→ **EXERCISE GOAL**: Write out every entry word for word.

→ **TASK MATERIAL**:
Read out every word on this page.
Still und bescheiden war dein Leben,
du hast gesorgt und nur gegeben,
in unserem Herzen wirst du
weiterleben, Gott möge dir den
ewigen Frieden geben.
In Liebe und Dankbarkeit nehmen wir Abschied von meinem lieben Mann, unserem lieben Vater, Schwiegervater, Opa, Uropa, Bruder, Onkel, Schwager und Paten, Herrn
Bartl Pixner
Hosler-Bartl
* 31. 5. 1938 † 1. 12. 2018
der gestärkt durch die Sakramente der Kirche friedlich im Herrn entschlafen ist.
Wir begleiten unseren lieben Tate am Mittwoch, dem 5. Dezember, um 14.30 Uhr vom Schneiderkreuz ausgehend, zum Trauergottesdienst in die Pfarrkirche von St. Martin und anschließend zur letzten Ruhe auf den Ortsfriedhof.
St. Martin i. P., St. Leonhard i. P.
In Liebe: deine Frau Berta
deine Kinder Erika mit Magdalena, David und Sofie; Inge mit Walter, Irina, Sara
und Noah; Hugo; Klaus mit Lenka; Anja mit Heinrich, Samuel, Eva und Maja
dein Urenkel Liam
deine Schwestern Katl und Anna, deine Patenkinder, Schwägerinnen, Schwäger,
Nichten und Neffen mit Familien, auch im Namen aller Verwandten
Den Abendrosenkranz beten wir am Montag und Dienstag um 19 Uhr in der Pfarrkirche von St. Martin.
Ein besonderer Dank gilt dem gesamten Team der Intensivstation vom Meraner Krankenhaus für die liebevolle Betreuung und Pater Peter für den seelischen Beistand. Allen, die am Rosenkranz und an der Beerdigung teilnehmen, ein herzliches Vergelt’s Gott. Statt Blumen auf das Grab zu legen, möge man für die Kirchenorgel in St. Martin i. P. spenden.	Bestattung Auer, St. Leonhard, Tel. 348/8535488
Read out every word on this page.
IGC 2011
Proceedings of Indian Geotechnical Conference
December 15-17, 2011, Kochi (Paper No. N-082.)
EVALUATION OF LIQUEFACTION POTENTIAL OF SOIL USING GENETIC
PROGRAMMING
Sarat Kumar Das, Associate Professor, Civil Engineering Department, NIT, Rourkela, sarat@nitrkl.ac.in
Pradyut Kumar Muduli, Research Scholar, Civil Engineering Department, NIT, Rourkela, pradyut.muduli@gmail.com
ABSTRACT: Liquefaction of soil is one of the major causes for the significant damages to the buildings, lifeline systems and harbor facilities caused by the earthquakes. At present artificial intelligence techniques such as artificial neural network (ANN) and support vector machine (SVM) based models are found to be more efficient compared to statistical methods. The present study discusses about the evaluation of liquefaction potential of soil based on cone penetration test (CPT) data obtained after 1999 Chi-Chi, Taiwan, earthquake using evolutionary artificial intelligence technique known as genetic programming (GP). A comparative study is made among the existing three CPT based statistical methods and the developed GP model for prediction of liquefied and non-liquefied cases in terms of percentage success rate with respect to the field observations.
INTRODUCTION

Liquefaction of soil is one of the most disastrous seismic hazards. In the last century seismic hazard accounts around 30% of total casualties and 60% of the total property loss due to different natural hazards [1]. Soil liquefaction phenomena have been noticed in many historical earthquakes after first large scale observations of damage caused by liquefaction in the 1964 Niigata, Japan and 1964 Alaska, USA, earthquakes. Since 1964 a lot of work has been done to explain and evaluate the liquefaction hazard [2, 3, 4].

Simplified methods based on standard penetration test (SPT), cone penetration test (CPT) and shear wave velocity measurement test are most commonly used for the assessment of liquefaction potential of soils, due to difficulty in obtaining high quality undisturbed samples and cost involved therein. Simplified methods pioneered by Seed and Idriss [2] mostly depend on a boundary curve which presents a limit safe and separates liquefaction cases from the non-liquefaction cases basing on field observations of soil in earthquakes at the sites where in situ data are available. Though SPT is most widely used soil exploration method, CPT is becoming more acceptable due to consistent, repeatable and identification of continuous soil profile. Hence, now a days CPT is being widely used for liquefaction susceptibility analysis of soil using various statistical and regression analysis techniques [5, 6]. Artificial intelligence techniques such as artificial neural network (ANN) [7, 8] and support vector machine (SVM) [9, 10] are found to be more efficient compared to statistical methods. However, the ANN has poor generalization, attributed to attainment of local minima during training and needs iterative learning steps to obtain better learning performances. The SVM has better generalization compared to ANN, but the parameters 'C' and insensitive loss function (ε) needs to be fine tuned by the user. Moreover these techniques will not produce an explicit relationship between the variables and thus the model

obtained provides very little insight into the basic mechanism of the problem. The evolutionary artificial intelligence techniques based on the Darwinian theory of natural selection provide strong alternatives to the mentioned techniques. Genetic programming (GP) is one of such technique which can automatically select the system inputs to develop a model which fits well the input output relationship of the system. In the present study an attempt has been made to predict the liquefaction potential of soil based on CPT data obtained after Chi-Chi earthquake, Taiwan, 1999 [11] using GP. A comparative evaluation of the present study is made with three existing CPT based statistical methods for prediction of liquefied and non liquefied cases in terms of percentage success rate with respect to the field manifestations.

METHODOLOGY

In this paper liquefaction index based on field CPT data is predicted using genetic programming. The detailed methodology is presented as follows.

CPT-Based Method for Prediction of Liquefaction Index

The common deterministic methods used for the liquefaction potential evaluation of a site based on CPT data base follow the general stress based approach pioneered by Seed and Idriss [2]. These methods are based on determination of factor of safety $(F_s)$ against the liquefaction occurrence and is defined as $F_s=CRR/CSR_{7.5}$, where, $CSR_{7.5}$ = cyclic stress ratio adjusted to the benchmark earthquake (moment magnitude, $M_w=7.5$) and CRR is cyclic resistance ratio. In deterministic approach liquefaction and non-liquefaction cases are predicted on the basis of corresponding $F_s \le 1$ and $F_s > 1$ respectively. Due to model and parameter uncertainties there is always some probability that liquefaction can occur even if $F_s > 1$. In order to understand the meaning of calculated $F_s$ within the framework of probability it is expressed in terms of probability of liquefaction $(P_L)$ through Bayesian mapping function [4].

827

→ **RESPONSE FOR THIS EXERCISE**:
Read out every word on this page.
Still und bescheiden war dein Leben,
du hast gesorgt und nur gegeben,
in unserem Herzen wirst du
weiterleben, Gott möge dir den
ewigen Frieden geben.
In Liebe und Dankbarkeit nehmen wir Abschied von meinem lieben Mann, unserem lieben Vater, Schwiegervater, Opa, Uropa, Bruder, Onkel, Schwager und Paten, Herrn
Bartl Pixner
Hosler-Bartl
* 31. 5. 1938 † 1. 12. 2018
der gestärkt durch die Sakramente der Kirche friedlich im Herrn entschlafen ist.
Wir begleiten unseren lieben Tate am Mittwoch, dem 5. Dezember, um 14.30 Uhr vom Schneiderkreuz ausgehend, zum Trauergottesdienst in die Pfarrkirche von St. Martin und anschließend zur letzten Ruhe auf den Ortsfriedhof.
St. Martin i. P., St. Leonhard i. P.
In Liebe: deine Frau Berta
deine Kinder Erika mit Magdalena, David und Sofie; Inge mit Walter, Irina, Sara
und Noah; Hugo; Klaus mit Lenka; Anja mit Heinrich, Samuel, Eva und Maja
dein Urenkel Liam
deine Schwestern Katl und Anna, deine Patenkinder, Schwägerinnen, Schwäger,
Nichten und Neffen mit Familien, auch im Namen aller Verwandten
Den Abendrosenkranz beten wir am Montag und Dienstag um 19 Uhr in der Pfarrkirche von St. Martin.
Ein besonderer Dank gilt dem gesamten Team der Intensivstation vom Meraner Krankenhaus für die liebevolle Betreuung und Pater Peter für den seelischen Beistand. Allen, die am Rosenkranz und an der Beerdigung teilnehmen, ein herzliches Vergelt’s Gott. Statt Blumen auf das Grab zu legen, möge man für die Kirchenorgel in St. Martin i. P. spenden.	Bestattung Auer, St. Leonhard, Tel. 348/8535488
Read out every word on this page.
IGC 2011
Proceedings of Indian Geotechnical Conference
December 15-17, 2011, Kochi (Paper No. N-082.)
EVALUATION OF LIQUEFACTION POTENTIAL OF SOIL USING GENETIC
PROGRAMMING
Sarat Kumar Das, Associate Professor, Civil Engineering Department, NIT, Rourkela, sarat@nitrkl.ac.in
Pradyut Kumar Muduli, Research Scholar, Civil Engineering Department, NIT, Rourkela, pradyut.muduli@gmail.com
ABSTRACT: Liquefaction of soil is one of the major causes for the significant damages to the buildings, lifeline systems and harbor facilities caused by the earthquakes. At present artificial intelligence techniques such as artificial neural network (ANN) and support vector machine (SVM) based models are found to be more efficient compared to statistical methods. The present study discusses about the evaluation of liquefaction potential of soil based on cone penetration test (CPT) data obtained after 1999 Chi-Chi, Taiwan, earthquake using evolutionary artificial intelligence technique known as genetic programming (GP). A comparative study is made among the existing three CPT based statistical methods and the developed GP model for prediction of liquefied and non-liquefied cases in terms of percentage success rate with respect to the field observations.
INTRODUCTION

Liquefaction of soil is one of the most disastrous seismic hazards. In the last century seismic hazard accounts around 30% of total casualties and 60% of the total property loss due to different natural hazards [1]. Soil liquefaction phenomena have been noticed in many historical earthquakes after first large scale observations of damage caused by liquefaction in the 1964 Niigata, Japan and 1964 Alaska, USA, earthquakes. Since 1964 a lot of work has been done to explain and evaluate the liquefaction hazard [2, 3, 4].

Simplified methods based on standard penetration test (SPT), cone penetration test (CPT) and shear wave velocity measurement test are most commonly used for the assessment of liquefaction potential of soils, due to difficulty in obtaining high quality undisturbed samples and cost involved therein. Simplified methods pioneered by Seed and Idriss [2] mostly depend on a boundary curve which presents a limit safe and separates liquefaction cases from the non-liquefaction cases basing on field observations of soil in earthquakes at the sites where in situ data are available. Though SPT is most widely used soil exploration method, CPT is becoming more acceptable due to consistent, repeatable and identification of continuous soil profile. Hence, now a days CPT is being widely used for liquefaction susceptibility analysis of soil using various statistical and regression analysis techniques [5, 6]. Artificial intelligence techniques such as artificial neural network (ANN) [7, 8] and support vector machine (SVM) [9, 10] are found to be more efficient compared to statistical methods. However, the ANN has poor generalization, attributed to attainment of local minima during training and needs iterative learning steps to obtain better learning performances. The SVM has better generalization compared to ANN, but the parameters 'C' and insensitive loss function (ε) needs to be fine tuned by the user. Moreover these techniques will not produce an explicit relationship between the variables and thus the model

obtained provides very little insight into the basic mechanism of the problem. The evolutionary artificial intelligence techniques based on the Darwinian theory of natural selection provide strong alternatives to the mentioned techniques. Genetic programming (GP) is one of such technique which can automatically select the system inputs to develop a model which fits well the input output relationship of the system. In the present study an attempt has been made to predict the liquefaction potential of soil based on CPT data obtained after Chi-Chi earthquake, Taiwan, 1999 [11] using GP. A comparative evaluation of the present study is made with three existing CPT based statistical methods for prediction of liquefied and non liquefied cases in terms of percentage success rate with respect to the field manifestations.

METHODOLOGY

In this paper liquefaction index based on field CPT data is predicted using genetic programming. The detailed methodology is presented as follows.

CPT-Based Method for Prediction of Liquefaction Index

The common deterministic methods used for the liquefaction potential evaluation of a site based on CPT data base follow the general stress based approach pioneered by Seed and Idriss [2]. These methods are based on determination of factor of safety $(F_s)$ against the liquefaction occurrence and is defined as $F_s=CRR/CSR_{7.5}$, where, $CSR_{7.5}$ = cyclic stress ratio adjusted to the benchmark earthquake (moment magnitude, $M_w=7.5$) and CRR is cyclic resistance ratio. In deterministic approach liquefaction and non-liquefaction cases are predicted on the basis of corresponding $F_s \le 1$ and $F_s > 1$ respectively. Due to model and parameter uncertainties there is always some probability that liquefaction can occur even if $F_s > 1$. In order to understand the meaning of calculated $F_s$ within the framework of probability it is expressed in terms of probability of liquefaction $(P_L)$ through Bayesian mapping function [4].

827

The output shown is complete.